**Supplied information**
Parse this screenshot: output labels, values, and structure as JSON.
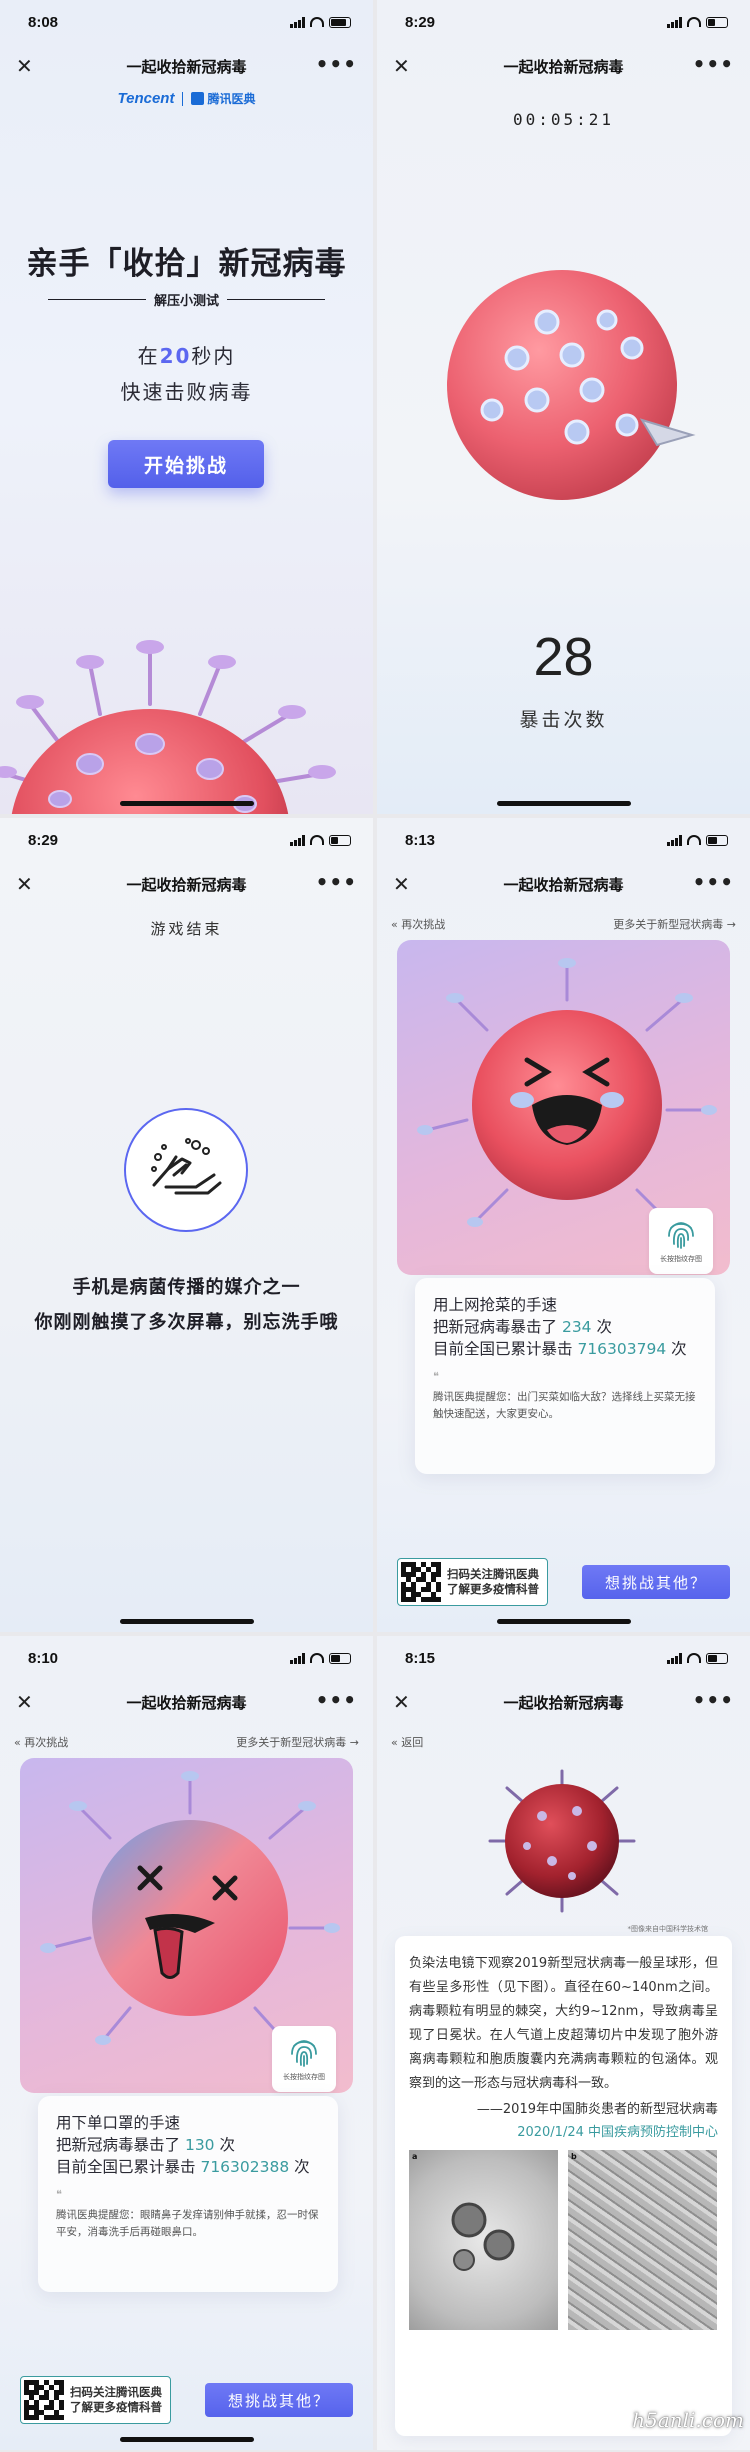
{
  "colors": {
    "accent": "#5b67f0",
    "teal": "#3a9b9f",
    "virus": "#e35a6a",
    "card_purple": "#c8b7ee"
  },
  "screens": [
    {
      "time": "8:08",
      "nav_title": "一起收拾新冠病毒",
      "brand_tencent": "Tencent",
      "brand_yidian": "腾讯医典",
      "headline": "亲手「收拾」新冠病毒",
      "subline": "解压小测试",
      "goal_prefix": "在",
      "goal_seconds": "20",
      "goal_suffix": "秒内",
      "goal_line2": "快速击败病毒",
      "start_button": "开始挑战"
    },
    {
      "time": "8:29",
      "nav_title": "一起收拾新冠病毒",
      "timer": "00:05:21",
      "hit_count": "28",
      "hit_label": "暴击次数"
    },
    {
      "time": "8:29",
      "nav_title": "一起收拾新冠病毒",
      "over_title": "游戏结束",
      "message_line1": "手机是病菌传播的媒介之一",
      "message_line2": "你刚刚触摸了多次屏幕，别忘洗手哦"
    },
    {
      "time": "8:13",
      "nav_title": "一起收拾新冠病毒",
      "retry_link": "再次挑战",
      "more_link": "更多关于新型冠状病毒",
      "fingerprint_label": "长按指纹存图",
      "line1": "用上网抢菜的手速",
      "line2_prefix": "把新冠病毒暴击了",
      "line2_num": "234",
      "line2_suffix": "次",
      "line3_prefix": "目前全国已累计暴击",
      "line3_num": "716303794",
      "line3_suffix": "次",
      "quote_mark": "❝",
      "tip": "腾讯医典提醒您：出门买菜如临大敌？选择线上买菜无接触快速配送，大家更安心。",
      "qr_line1": "扫码关注腾讯医典",
      "qr_line2": "了解更多疫情科普",
      "challenge_button": "想挑战其他？"
    },
    {
      "time": "8:10",
      "nav_title": "一起收拾新冠病毒",
      "retry_link": "再次挑战",
      "more_link": "更多关于新型冠状病毒",
      "fingerprint_label": "长按指纹存图",
      "line1": "用下单口罩的手速",
      "line2_prefix": "把新冠病毒暴击了",
      "line2_num": "130",
      "line2_suffix": "次",
      "line3_prefix": "目前全国已累计暴击",
      "line3_num": "716302388",
      "line3_suffix": "次",
      "quote_mark": "❝",
      "tip": "腾讯医典提醒您：眼睛鼻子发痒请别伸手就揉，忍一时保平安，消毒洗手后再碰眼鼻口。",
      "qr_line1": "扫码关注腾讯医典",
      "qr_line2": "了解更多疫情科普",
      "challenge_button": "想挑战其他？"
    },
    {
      "time": "8:15",
      "nav_title": "一起收拾新冠病毒",
      "back_link": "返回",
      "photo_credit": "*图像来自中国科学技术馆",
      "paragraph": "负染法电镜下观察2019新型冠状病毒一般呈球形，但有些呈多形性（见下图）。直径在60~140nm之间。病毒颗粒有明显的棘突，大约9~12nm，导致病毒呈现了日冕状。在人气道上皮超薄切片中发现了胞外游离病毒颗粒和胞质腹囊内充满病毒颗粒的包涵体。观察到的这一形态与冠状病毒科一致。",
      "quote": "——2019年中国肺炎患者的新型冠状病毒",
      "source": "2020/1/24 中国疾病预防控制中心",
      "em_tag_a": "a",
      "em_tag_b": "b"
    }
  ],
  "watermark": "h5anli.com"
}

**Your objective**
Please give the number of lines in the data above that hold "腾讯医典提醒您", and write nothing else.

**Completed task**
2